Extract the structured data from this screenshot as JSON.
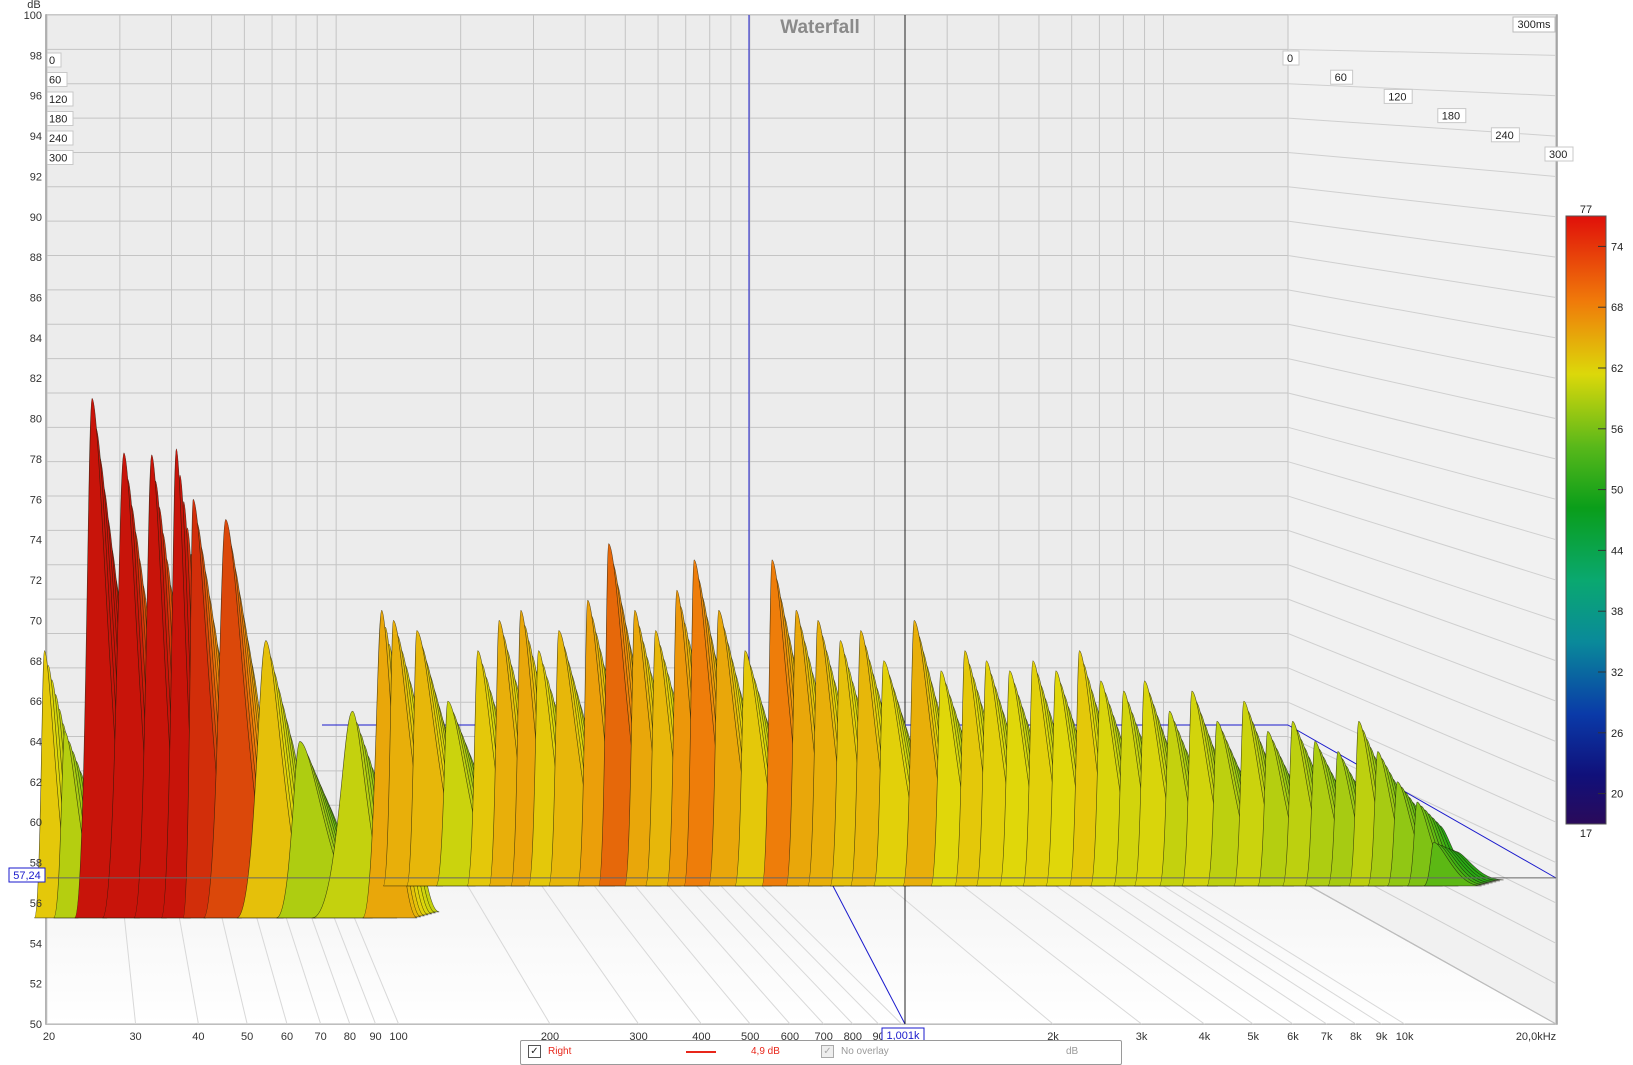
{
  "chart_data": {
    "type": "waterfall",
    "title": "Waterfall",
    "time_corner_label": "300ms",
    "y_unit_label": "dB",
    "y_ticks": [
      "50",
      "52",
      "54",
      "56",
      "58",
      "60",
      "62",
      "64",
      "66",
      "68",
      "70",
      "72",
      "74",
      "76",
      "78",
      "80",
      "82",
      "84",
      "86",
      "88",
      "90",
      "92",
      "94",
      "96",
      "98",
      "100"
    ],
    "ylim": [
      50,
      100
    ],
    "x_scale": "log",
    "xlim_hz": [
      20,
      20000
    ],
    "x_ticks": [
      {
        "hz": 20,
        "label": "20"
      },
      {
        "hz": 30,
        "label": "30"
      },
      {
        "hz": 40,
        "label": "40"
      },
      {
        "hz": 50,
        "label": "50"
      },
      {
        "hz": 60,
        "label": "60"
      },
      {
        "hz": 70,
        "label": "70"
      },
      {
        "hz": 80,
        "label": "80"
      },
      {
        "hz": 90,
        "label": "90"
      },
      {
        "hz": 100,
        "label": "100"
      },
      {
        "hz": 200,
        "label": "200"
      },
      {
        "hz": 300,
        "label": "300"
      },
      {
        "hz": 400,
        "label": "400"
      },
      {
        "hz": 500,
        "label": "500"
      },
      {
        "hz": 600,
        "label": "600"
      },
      {
        "hz": 700,
        "label": "700"
      },
      {
        "hz": 800,
        "label": "800"
      },
      {
        "hz": 900,
        "label": "90"
      },
      {
        "hz": 2000,
        "label": "2k"
      },
      {
        "hz": 3000,
        "label": "3k"
      },
      {
        "hz": 4000,
        "label": "4k"
      },
      {
        "hz": 5000,
        "label": "5k"
      },
      {
        "hz": 6000,
        "label": "6k"
      },
      {
        "hz": 7000,
        "label": "7k"
      },
      {
        "hz": 8000,
        "label": "8k"
      },
      {
        "hz": 9000,
        "label": "9k"
      },
      {
        "hz": 10000,
        "label": "10k"
      },
      {
        "hz": 20000,
        "label": "20,0kHz"
      }
    ],
    "cursor": {
      "freq_label": "1,001k",
      "level_label": "57,24"
    },
    "time_ticks_ms": [
      "0",
      "60",
      "120",
      "180",
      "240",
      "300"
    ],
    "left_time_ticks": [
      "0",
      "60",
      "120",
      "180",
      "240",
      "300"
    ],
    "colorbar": {
      "min": 17,
      "max": 77,
      "ticks": [
        "74",
        "68",
        "62",
        "56",
        "50",
        "44",
        "38",
        "32",
        "26",
        "20"
      ],
      "min_label": "17",
      "max_label": "77"
    },
    "peaks": [
      {
        "hz": 20.5,
        "db": 68.5
      },
      {
        "hz": 22.5,
        "db": 64.5
      },
      {
        "hz": 25.5,
        "db": 81.0
      },
      {
        "hz": 29.5,
        "db": 78.3
      },
      {
        "hz": 33.5,
        "db": 78.2
      },
      {
        "hz": 37.5,
        "db": 78.5
      },
      {
        "hz": 40.5,
        "db": 76.0
      },
      {
        "hz": 47.0,
        "db": 75.0
      },
      {
        "hz": 56.5,
        "db": 69.0
      },
      {
        "hz": 66.0,
        "db": 64.0
      },
      {
        "hz": 84.0,
        "db": 65.5
      },
      {
        "hz": 96.0,
        "db": 70.5
      },
      {
        "hz": 106.0,
        "db": 70.0
      },
      {
        "hz": 118.0,
        "db": 69.5
      },
      {
        "hz": 136.0,
        "db": 66.0
      },
      {
        "hz": 156.0,
        "db": 68.5
      },
      {
        "hz": 172.0,
        "db": 70.0
      },
      {
        "hz": 190.0,
        "db": 70.5
      },
      {
        "hz": 206.0,
        "db": 68.5
      },
      {
        "hz": 226.0,
        "db": 69.5
      },
      {
        "hz": 258.0,
        "db": 71.0
      },
      {
        "hz": 284.0,
        "db": 73.8
      },
      {
        "hz": 320.0,
        "db": 70.5
      },
      {
        "hz": 352.0,
        "db": 69.5
      },
      {
        "hz": 388.0,
        "db": 71.5
      },
      {
        "hz": 420.0,
        "db": 73.0
      },
      {
        "hz": 470.0,
        "db": 70.5
      },
      {
        "hz": 530.0,
        "db": 68.5
      },
      {
        "hz": 600.0,
        "db": 73.0
      },
      {
        "hz": 670.0,
        "db": 70.5
      },
      {
        "hz": 740.0,
        "db": 70.0
      },
      {
        "hz": 820.0,
        "db": 69.0
      },
      {
        "hz": 900.0,
        "db": 69.5
      },
      {
        "hz": 1000.0,
        "db": 68.0
      },
      {
        "hz": 1150.0,
        "db": 70.0
      },
      {
        "hz": 1300.0,
        "db": 67.5
      },
      {
        "hz": 1450.0,
        "db": 68.5
      },
      {
        "hz": 1600.0,
        "db": 68.0
      },
      {
        "hz": 1780.0,
        "db": 67.5
      },
      {
        "hz": 1980.0,
        "db": 68.0
      },
      {
        "hz": 2200.0,
        "db": 67.5
      },
      {
        "hz": 2450.0,
        "db": 68.5
      },
      {
        "hz": 2700.0,
        "db": 67.0
      },
      {
        "hz": 3000.0,
        "db": 66.5
      },
      {
        "hz": 3300.0,
        "db": 67.0
      },
      {
        "hz": 3700.0,
        "db": 65.5
      },
      {
        "hz": 4100.0,
        "db": 66.5
      },
      {
        "hz": 4600.0,
        "db": 65.0
      },
      {
        "hz": 5200.0,
        "db": 66.0
      },
      {
        "hz": 5800.0,
        "db": 64.5
      },
      {
        "hz": 6500.0,
        "db": 65.0
      },
      {
        "hz": 7200.0,
        "db": 64.0
      },
      {
        "hz": 8000.0,
        "db": 63.5
      },
      {
        "hz": 8800.0,
        "db": 65.0
      },
      {
        "hz": 9600.0,
        "db": 63.5
      },
      {
        "hz": 10500.0,
        "db": 62.0
      },
      {
        "hz": 11500.0,
        "db": 61.0
      },
      {
        "hz": 12400.0,
        "db": 59.0
      }
    ]
  },
  "legend": {
    "right_checked": "✓",
    "right_label": "Right",
    "right_level": "4,9 dB",
    "overlay_checked": "✓",
    "overlay_label": "No overlay",
    "overlay_unit": "dB"
  },
  "colors": {
    "frame": "#999999",
    "grid": "#c8c8c8",
    "back_panel": "#ececec",
    "cursor": "#1a1acc",
    "series_right": "#e8261a"
  }
}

* Requirement
Output every entry exactly as given; pictures are not part of the copy.

* Answer to this exercise
Extract the structured data from this screenshot as JSON.
{
  "chart_data": {
    "type": "waterfall",
    "title": "Waterfall",
    "time_corner_label": "300ms",
    "y_unit_label": "dB",
    "y_ticks": [
      "50",
      "52",
      "54",
      "56",
      "58",
      "60",
      "62",
      "64",
      "66",
      "68",
      "70",
      "72",
      "74",
      "76",
      "78",
      "80",
      "82",
      "84",
      "86",
      "88",
      "90",
      "92",
      "94",
      "96",
      "98",
      "100"
    ],
    "ylim": [
      50,
      100
    ],
    "x_scale": "log",
    "xlim_hz": [
      20,
      20000
    ],
    "x_ticks": [
      {
        "hz": 20,
        "label": "20"
      },
      {
        "hz": 30,
        "label": "30"
      },
      {
        "hz": 40,
        "label": "40"
      },
      {
        "hz": 50,
        "label": "50"
      },
      {
        "hz": 60,
        "label": "60"
      },
      {
        "hz": 70,
        "label": "70"
      },
      {
        "hz": 80,
        "label": "80"
      },
      {
        "hz": 90,
        "label": "90"
      },
      {
        "hz": 100,
        "label": "100"
      },
      {
        "hz": 200,
        "label": "200"
      },
      {
        "hz": 300,
        "label": "300"
      },
      {
        "hz": 400,
        "label": "400"
      },
      {
        "hz": 500,
        "label": "500"
      },
      {
        "hz": 600,
        "label": "600"
      },
      {
        "hz": 700,
        "label": "700"
      },
      {
        "hz": 800,
        "label": "800"
      },
      {
        "hz": 900,
        "label": "90"
      },
      {
        "hz": 2000,
        "label": "2k"
      },
      {
        "hz": 3000,
        "label": "3k"
      },
      {
        "hz": 4000,
        "label": "4k"
      },
      {
        "hz": 5000,
        "label": "5k"
      },
      {
        "hz": 6000,
        "label": "6k"
      },
      {
        "hz": 7000,
        "label": "7k"
      },
      {
        "hz": 8000,
        "label": "8k"
      },
      {
        "hz": 9000,
        "label": "9k"
      },
      {
        "hz": 10000,
        "label": "10k"
      },
      {
        "hz": 20000,
        "label": "20,0kHz"
      }
    ],
    "cursor": {
      "freq_label": "1,001k",
      "level_label": "57,24"
    },
    "time_ticks_ms": [
      "0",
      "60",
      "120",
      "180",
      "240",
      "300"
    ],
    "left_time_ticks": [
      "0",
      "60",
      "120",
      "180",
      "240",
      "300"
    ],
    "colorbar": {
      "min": 17,
      "max": 77,
      "ticks": [
        "74",
        "68",
        "62",
        "56",
        "50",
        "44",
        "38",
        "32",
        "26",
        "20"
      ],
      "min_label": "17",
      "max_label": "77"
    },
    "peaks": [
      {
        "hz": 20.5,
        "db": 68.5
      },
      {
        "hz": 22.5,
        "db": 64.5
      },
      {
        "hz": 25.5,
        "db": 81.0
      },
      {
        "hz": 29.5,
        "db": 78.3
      },
      {
        "hz": 33.5,
        "db": 78.2
      },
      {
        "hz": 37.5,
        "db": 78.5
      },
      {
        "hz": 40.5,
        "db": 76.0
      },
      {
        "hz": 47.0,
        "db": 75.0
      },
      {
        "hz": 56.5,
        "db": 69.0
      },
      {
        "hz": 66.0,
        "db": 64.0
      },
      {
        "hz": 84.0,
        "db": 65.5
      },
      {
        "hz": 96.0,
        "db": 70.5
      },
      {
        "hz": 106.0,
        "db": 70.0
      },
      {
        "hz": 118.0,
        "db": 69.5
      },
      {
        "hz": 136.0,
        "db": 66.0
      },
      {
        "hz": 156.0,
        "db": 68.5
      },
      {
        "hz": 172.0,
        "db": 70.0
      },
      {
        "hz": 190.0,
        "db": 70.5
      },
      {
        "hz": 206.0,
        "db": 68.5
      },
      {
        "hz": 226.0,
        "db": 69.5
      },
      {
        "hz": 258.0,
        "db": 71.0
      },
      {
        "hz": 284.0,
        "db": 73.8
      },
      {
        "hz": 320.0,
        "db": 70.5
      },
      {
        "hz": 352.0,
        "db": 69.5
      },
      {
        "hz": 388.0,
        "db": 71.5
      },
      {
        "hz": 420.0,
        "db": 73.0
      },
      {
        "hz": 470.0,
        "db": 70.5
      },
      {
        "hz": 530.0,
        "db": 68.5
      },
      {
        "hz": 600.0,
        "db": 73.0
      },
      {
        "hz": 670.0,
        "db": 70.5
      },
      {
        "hz": 740.0,
        "db": 70.0
      },
      {
        "hz": 820.0,
        "db": 69.0
      },
      {
        "hz": 900.0,
        "db": 69.5
      },
      {
        "hz": 1000.0,
        "db": 68.0
      },
      {
        "hz": 1150.0,
        "db": 70.0
      },
      {
        "hz": 1300.0,
        "db": 67.5
      },
      {
        "hz": 1450.0,
        "db": 68.5
      },
      {
        "hz": 1600.0,
        "db": 68.0
      },
      {
        "hz": 1780.0,
        "db": 67.5
      },
      {
        "hz": 1980.0,
        "db": 68.0
      },
      {
        "hz": 2200.0,
        "db": 67.5
      },
      {
        "hz": 2450.0,
        "db": 68.5
      },
      {
        "hz": 2700.0,
        "db": 67.0
      },
      {
        "hz": 3000.0,
        "db": 66.5
      },
      {
        "hz": 3300.0,
        "db": 67.0
      },
      {
        "hz": 3700.0,
        "db": 65.5
      },
      {
        "hz": 4100.0,
        "db": 66.5
      },
      {
        "hz": 4600.0,
        "db": 65.0
      },
      {
        "hz": 5200.0,
        "db": 66.0
      },
      {
        "hz": 5800.0,
        "db": 64.5
      },
      {
        "hz": 6500.0,
        "db": 65.0
      },
      {
        "hz": 7200.0,
        "db": 64.0
      },
      {
        "hz": 8000.0,
        "db": 63.5
      },
      {
        "hz": 8800.0,
        "db": 65.0
      },
      {
        "hz": 9600.0,
        "db": 63.5
      },
      {
        "hz": 10500.0,
        "db": 62.0
      },
      {
        "hz": 11500.0,
        "db": 61.0
      },
      {
        "hz": 12400.0,
        "db": 59.0
      }
    ]
  },
  "legend": {
    "right_checked": "✓",
    "right_label": "Right",
    "right_level": "4,9 dB",
    "overlay_checked": "✓",
    "overlay_label": "No overlay",
    "overlay_unit": "dB"
  },
  "colors": {
    "frame": "#999999",
    "grid": "#c8c8c8",
    "back_panel": "#ececec",
    "cursor": "#1a1acc",
    "series_right": "#e8261a"
  }
}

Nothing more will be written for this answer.